Problem statement | Can you copy out the getSubjRoute.R source text below in full, word for word?

Document extract |
↓
R/getSubjRoute.R

Defines functions getSubjRoute

Documented in getSubjRoute

################################################################################
## The function getSubjRoute.
##
## History:
## -----------------------------------------------------------------------------
## Date         Programmer            Note
## ----------   --------------------  ------------------------------------------
## 2021-01-06   Bo Larsen             Initial version
################################################################################

#' Extract the set of animals of the specified route of administration - or just
#' add actual route of administration for each animal.
#'
#' Returns a data table with the set of animals included in the
#' \code{animalList} matching the route of administration specified in the
#' \code{routeFilter}.\cr
#' If the \code{routeFilter} is empty (null, na or empty string) - all rows from
#' \code{animalList} are returned with an additional populated ROUTE column.
↑
Supplied information |
↓
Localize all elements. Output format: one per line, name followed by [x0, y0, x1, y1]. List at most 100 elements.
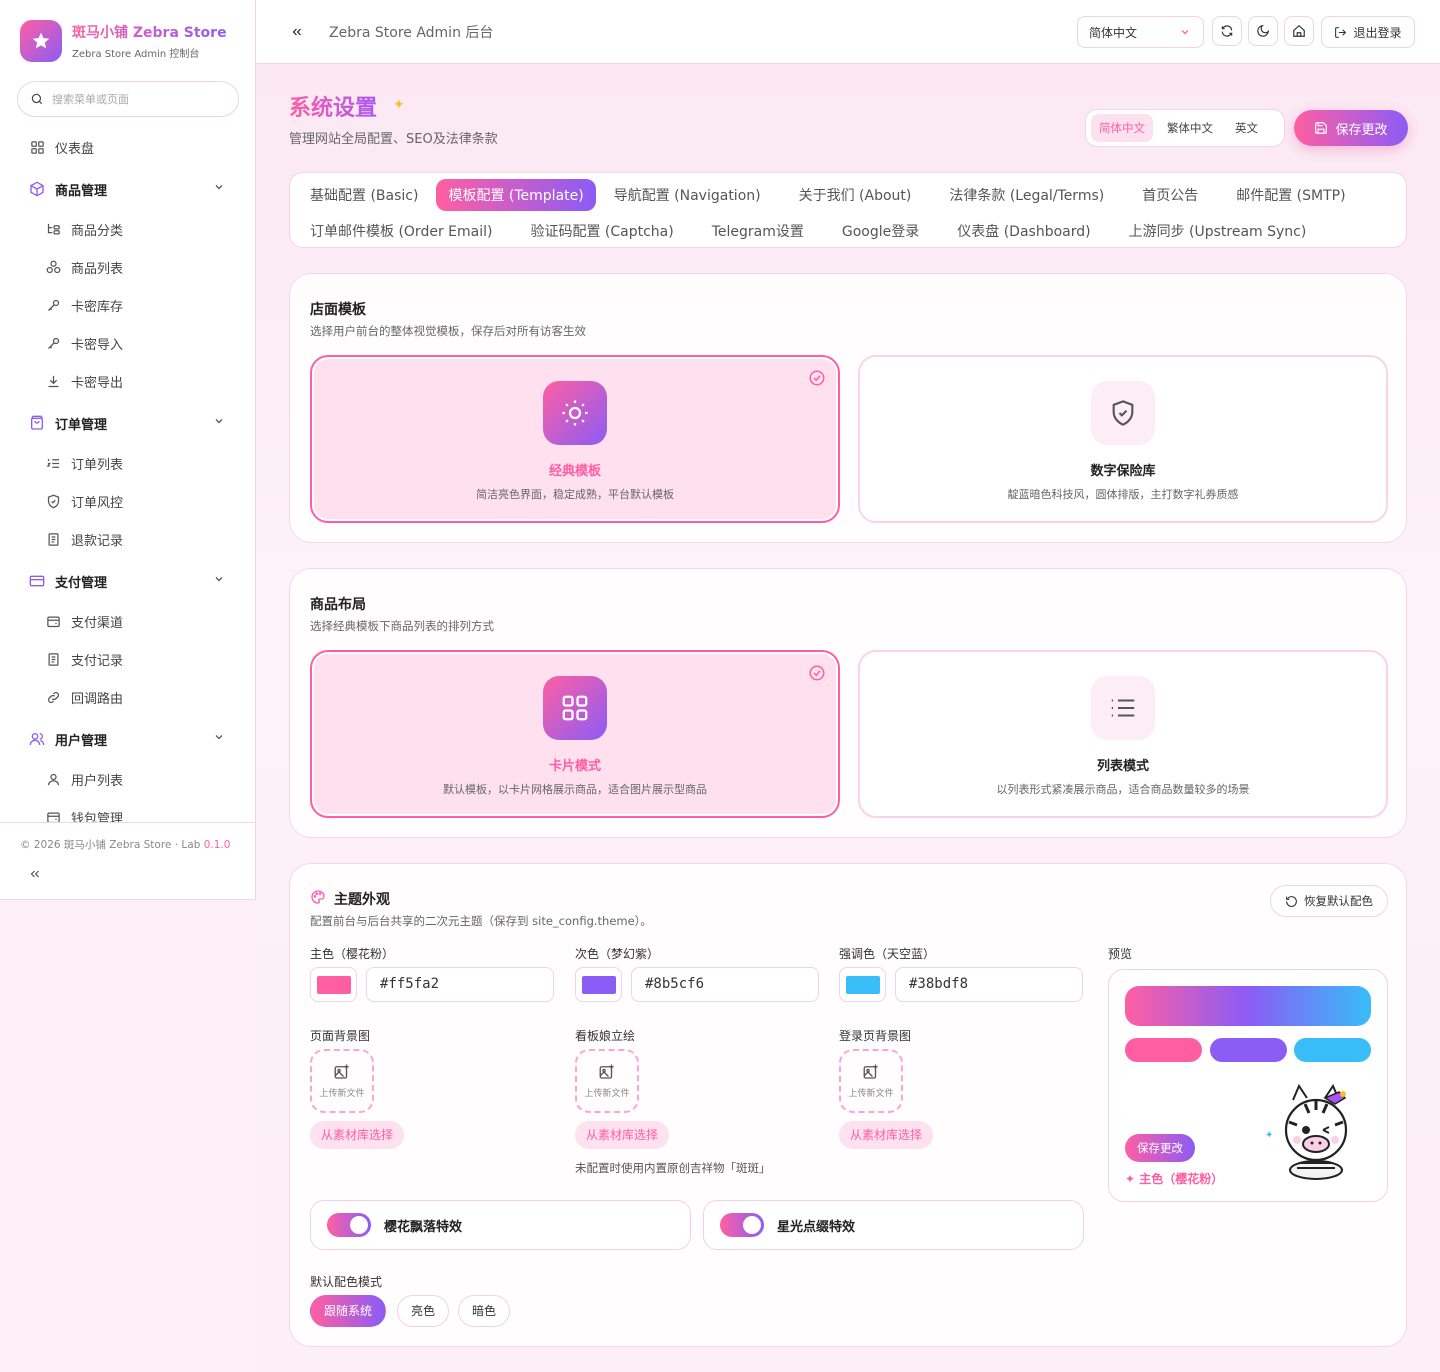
↑
Finished task |
R/getSubjRoute.R

Defines functions getSubjRoute

Documented in getSubjRoute

################################################################################
## The function getSubjRoute.
##
## History:
## -----------------------------------------------------------------------------
## Date         Programmer            Note
## ----------   --------------------  ------------------------------------------
## 2021-01-06   Bo Larsen             Initial version
################################################################################

#' Extract the set of animals of the specified route of administration - or just
#' add actual route of administration for each animal.
#'
#' Returns a data table with the set of animals included in the
#' \code{animalList} matching the route of administration specified in the
#' \code{routeFilter}.\cr
#' If the \code{routeFilter} is empty (null, na or empty string) - all rows from
#' \code{animalList} are returned with an additional populated ROUTE column.